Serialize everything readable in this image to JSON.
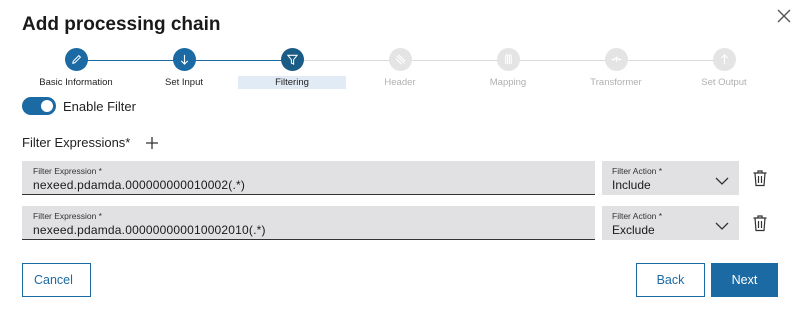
{
  "dialog": {
    "title": "Add processing chain"
  },
  "stepper": {
    "steps": [
      {
        "label": "Basic Information",
        "state": "done",
        "icon": "pencil-icon"
      },
      {
        "label": "Set Input",
        "state": "done",
        "icon": "arrow-down-icon"
      },
      {
        "label": "Filtering",
        "state": "active",
        "icon": "filter-icon"
      },
      {
        "label": "Header",
        "state": "todo",
        "icon": "header-icon"
      },
      {
        "label": "Mapping",
        "state": "todo",
        "icon": "mapping-icon"
      },
      {
        "label": "Transformer",
        "state": "todo",
        "icon": "transformer-icon"
      },
      {
        "label": "Set Output",
        "state": "todo",
        "icon": "arrow-up-icon"
      }
    ]
  },
  "filter_toggle": {
    "label": "Enable Filter",
    "enabled": true
  },
  "filter_expressions": {
    "label": "Filter Expressions*",
    "rows": [
      {
        "expression_label": "Filter Expression *",
        "expression_value": "nexeed.pdamda.000000000010002(.*)",
        "action_label": "Filter Action *",
        "action_value": "Include"
      },
      {
        "expression_label": "Filter Expression *",
        "expression_value": "nexeed.pdamda.000000000010002010(.*)",
        "action_label": "Filter Action *",
        "action_value": "Exclude"
      }
    ]
  },
  "footer": {
    "cancel_label": "Cancel",
    "back_label": "Back",
    "next_label": "Next"
  },
  "colors": {
    "primary": "#1b6aa3",
    "active_step": "#1b5c86",
    "field_bg": "#e1e1e4",
    "inactive_step": "#e4e4e4"
  }
}
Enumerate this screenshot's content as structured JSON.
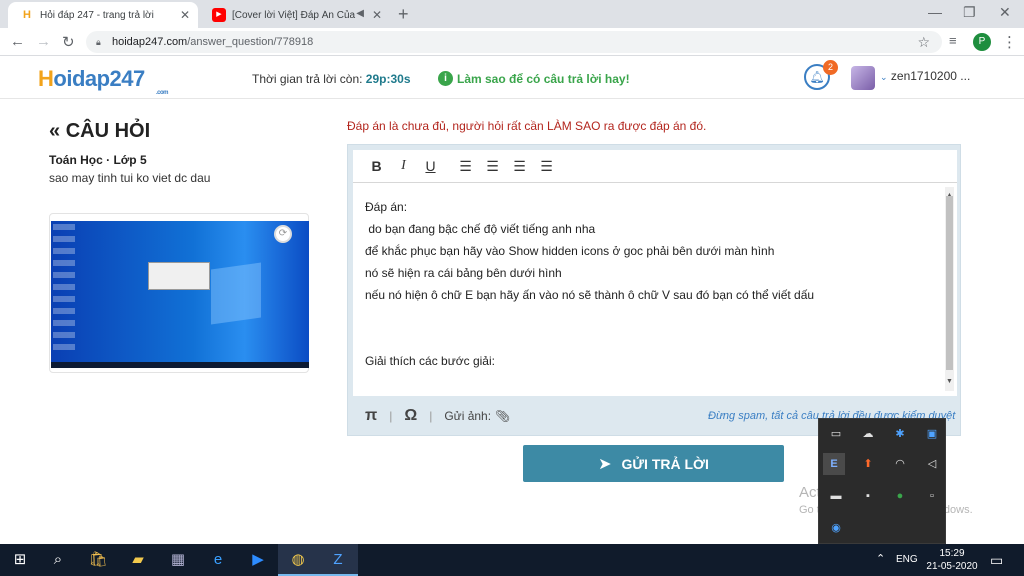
{
  "browser": {
    "tabs": [
      {
        "title": "Hỏi đáp 247 - trang trả lời",
        "favicon": "H"
      },
      {
        "title": "[Cover lời Việt] Đáp Án Của",
        "favicon": "▶"
      }
    ],
    "url_domain": "hoidap247.com",
    "url_path": "/answer_question/778918",
    "profile_initial": "P"
  },
  "site": {
    "logo_h": "H",
    "logo_rest": "oidap247",
    "logo_com": ".com",
    "timer_label": "Thời gian trả lời còn:",
    "timer_value": "29p:30s",
    "tip": "Làm sao để có câu trả lời hay!",
    "notification_count": "2",
    "username": "zen1710200 ..."
  },
  "question": {
    "heading": "CÂU HỎI",
    "meta": "Toán Học · Lớp 5",
    "text": "sao may tinh tui ko viet dc dau"
  },
  "answer": {
    "warning": "Đáp án là chưa đủ, người hỏi rất cần LÀM SAO ra được đáp án đó.",
    "toolbar": [
      "B",
      "I",
      "U"
    ],
    "lines": [
      "Đáp án:",
      " do bạn đang bậc chế độ viết tiếng anh nha",
      "để khắc phục bạn hãy vào Show hidden icons ở goc phải bên dưới màn hình",
      "nó sẽ hiện ra cái bảng bên dưới hình",
      "nếu nó hiện ô chữ E bạn hãy ấn vào nó sẽ thành ô chữ V sau đó bạn có thể viết dấu",
      "",
      "",
      "Giải thích các bước giải:"
    ],
    "pi": "π",
    "omega": "Ω",
    "attach_label": "Gửi ảnh:",
    "spam_notice": "Đừng spam, tất cả câu trả lời đều được kiểm duyệt",
    "submit": "GỬI TRẢ LỜI"
  },
  "watermark": {
    "line1": "Activate Windows",
    "line2": "Go to Settings to activate Windows."
  },
  "taskbar": {
    "time": "15:29",
    "date": "21-05-2020",
    "lang": "ENG"
  }
}
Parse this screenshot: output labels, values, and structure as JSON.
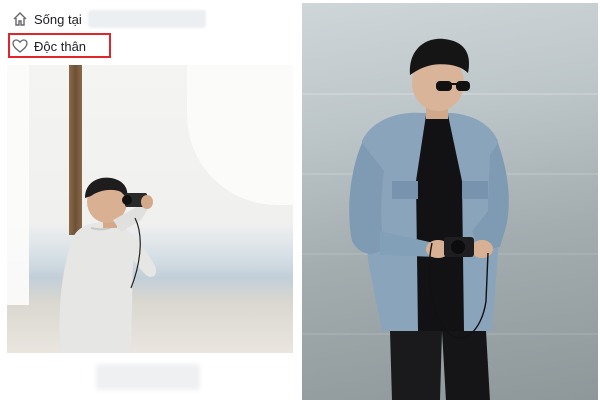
{
  "profile": {
    "lives_in_label": "Sống tại",
    "relationship_label": "Độc thân"
  },
  "icons": {
    "home": "home-icon",
    "heart": "heart-icon"
  },
  "colors": {
    "highlight": "#e0262a",
    "text": "#1c1e21"
  }
}
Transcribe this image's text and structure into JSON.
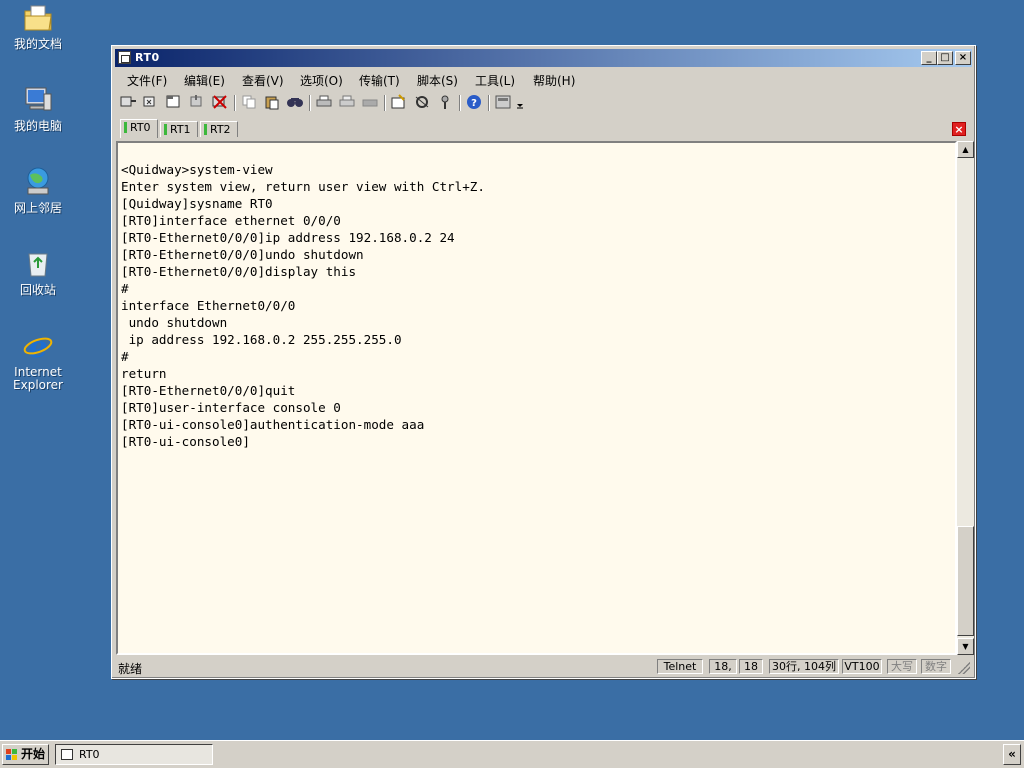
{
  "desktop": {
    "icons": [
      {
        "label": "我的文档",
        "icon": "folder-documents-icon"
      },
      {
        "label": "我的电脑",
        "icon": "computer-icon"
      },
      {
        "label": "网上邻居",
        "icon": "network-icon"
      },
      {
        "label": "回收站",
        "icon": "recycle-bin-icon"
      },
      {
        "label": "Internet Explorer",
        "icon": "internet-explorer-icon"
      }
    ]
  },
  "window": {
    "title": "RT0",
    "controls": {
      "minimize": "_",
      "maximize": "□",
      "close": "×"
    }
  },
  "menu": [
    {
      "label": "文件(F)"
    },
    {
      "label": "编辑(E)"
    },
    {
      "label": "查看(V)"
    },
    {
      "label": "选项(O)"
    },
    {
      "label": "传输(T)"
    },
    {
      "label": "脚本(S)"
    },
    {
      "label": "工具(L)"
    },
    {
      "label": "帮助(H)"
    }
  ],
  "toolbar": {
    "icons": [
      "connect-icon",
      "quick-connect-icon",
      "connect-tab-icon",
      "reconnect-icon",
      "disconnect-icon",
      "copy-icon",
      "paste-icon",
      "find-icon",
      "print-icon",
      "print-setup-icon",
      "print-screen-icon",
      "session-options-icon",
      "global-options-icon",
      "keymap-icon",
      "help-icon",
      "sftp-icon",
      "more-icon"
    ]
  },
  "tabs": [
    {
      "label": "RT0",
      "active": true
    },
    {
      "label": "RT1",
      "active": false
    },
    {
      "label": "RT2",
      "active": false
    }
  ],
  "terminal": {
    "lines": [
      "<Quidway>system-view",
      "Enter system view, return user view with Ctrl+Z.",
      "[Quidway]sysname RT0",
      "[RT0]interface ethernet 0/0/0",
      "[RT0-Ethernet0/0/0]ip address 192.168.0.2 24",
      "[RT0-Ethernet0/0/0]undo shutdown",
      "[RT0-Ethernet0/0/0]display this",
      "#",
      "interface Ethernet0/0/0",
      " undo shutdown",
      " ip address 192.168.0.2 255.255.255.0",
      "#",
      "return",
      "[RT0-Ethernet0/0/0]quit",
      "[RT0]user-interface console 0",
      "[RT0-ui-console0]authentication-mode aaa",
      "[RT0-ui-console0]"
    ]
  },
  "status": {
    "ready": "就绪",
    "protocol": "Telnet",
    "row": "18,",
    "col": "18",
    "size": "30行, 104列",
    "emulation": "VT100",
    "caps": "大写",
    "num": "数字"
  },
  "taskbar": {
    "start": "开始",
    "task": "RT0",
    "tray_toggle": "«"
  }
}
-.-.-
SHORT PROBLEM
Report every line containing the word "viết" from the listing above.

ANSWER TO THE PROBLEM
      " do bạn đang bậc chế độ viết tiếng anh nha",
      "nếu nó hiện ô chữ E bạn hãy ấn vào nó sẽ thành ô chữ V sau đó bạn có thể viết dấu",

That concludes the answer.